Stored data
((

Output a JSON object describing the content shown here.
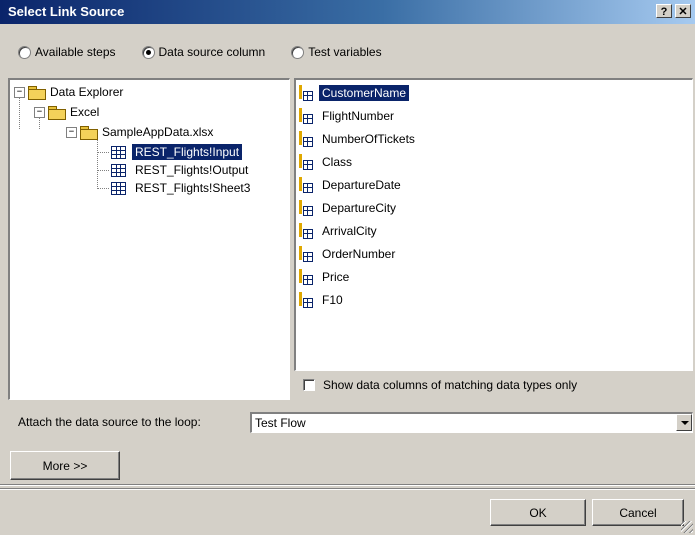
{
  "window": {
    "title": "Select Link Source",
    "help_label": "?",
    "close_label": "✕"
  },
  "radios": [
    {
      "label": "Available steps",
      "checked": false
    },
    {
      "label": "Data source column",
      "checked": true
    },
    {
      "label": "Test variables",
      "checked": false
    }
  ],
  "tree": {
    "root": "Data Explorer",
    "excel": "Excel",
    "file": "SampleAppData.xlsx",
    "sheets": [
      "REST_Flights!Input",
      "REST_Flights!Output",
      "REST_Flights!Sheet3"
    ],
    "selected_sheet": "REST_Flights!Input"
  },
  "columns": {
    "items": [
      "CustomerName",
      "FlightNumber",
      "NumberOfTickets",
      "Class",
      "DepartureDate",
      "DepartureCity",
      "ArrivalCity",
      "OrderNumber",
      "Price",
      "F10"
    ],
    "selected": "CustomerName"
  },
  "match_types": {
    "label": "Show data columns of matching data types only",
    "checked": false
  },
  "loop": {
    "label": "Attach the data source to the loop:",
    "value": "Test Flow"
  },
  "buttons": {
    "more": "More >>",
    "ok": "OK",
    "cancel": "Cancel"
  }
}
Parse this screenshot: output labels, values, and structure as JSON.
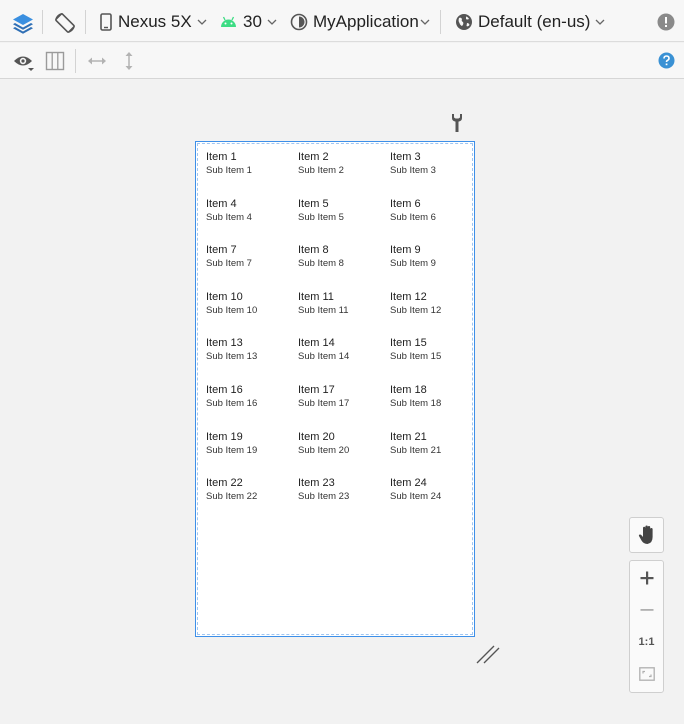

))

**STATED GOAL:** Please write out all of the material above without changing a word, and omit any pictures.

**FULL RESPONSE:**
Output a JSON object describing the content shown here.
{
  "window": {
    "title": "Select Link Source",
    "help_label": "?",
    "close_label": "✕"
  },
  "radios": [
    {
      "label": "Available steps",
      "checked": false
    },
    {
      "label": "Data source column",
      "checked": true
    },
    {
      "label": "Test variables",
      "checked": false
    }
  ],
  "tree": {
    "root": "Data Explorer",
    "excel": "Excel",
    "file": "SampleAppData.xlsx",
    "sheets": [
      "REST_Flights!Input",
      "REST_Flights!Output",
      "REST_Flights!Sheet3"
    ],
    "selected_sheet": "REST_Flights!Input"
  },
  "columns": {
    "items": [
      "CustomerName",
      "FlightNumber",
      "NumberOfTickets",
      "Class",
      "DepartureDate",
      "DepartureCity",
      "ArrivalCity",
      "OrderNumber",
      "Price",
      "F10"
    ],
    "selected": "CustomerName"
  },
  "match_types": {
    "label": "Show data columns of matching data types only",
    "checked": false
  },
  "loop": {
    "label": "Attach the data source to the loop:",
    "value": "Test Flow"
  },
  "buttons": {
    "more": "More >>",
    "ok": "OK",
    "cancel": "Cancel"
  }
}
Parse this screenshot: output labels, values, and structure as JSON.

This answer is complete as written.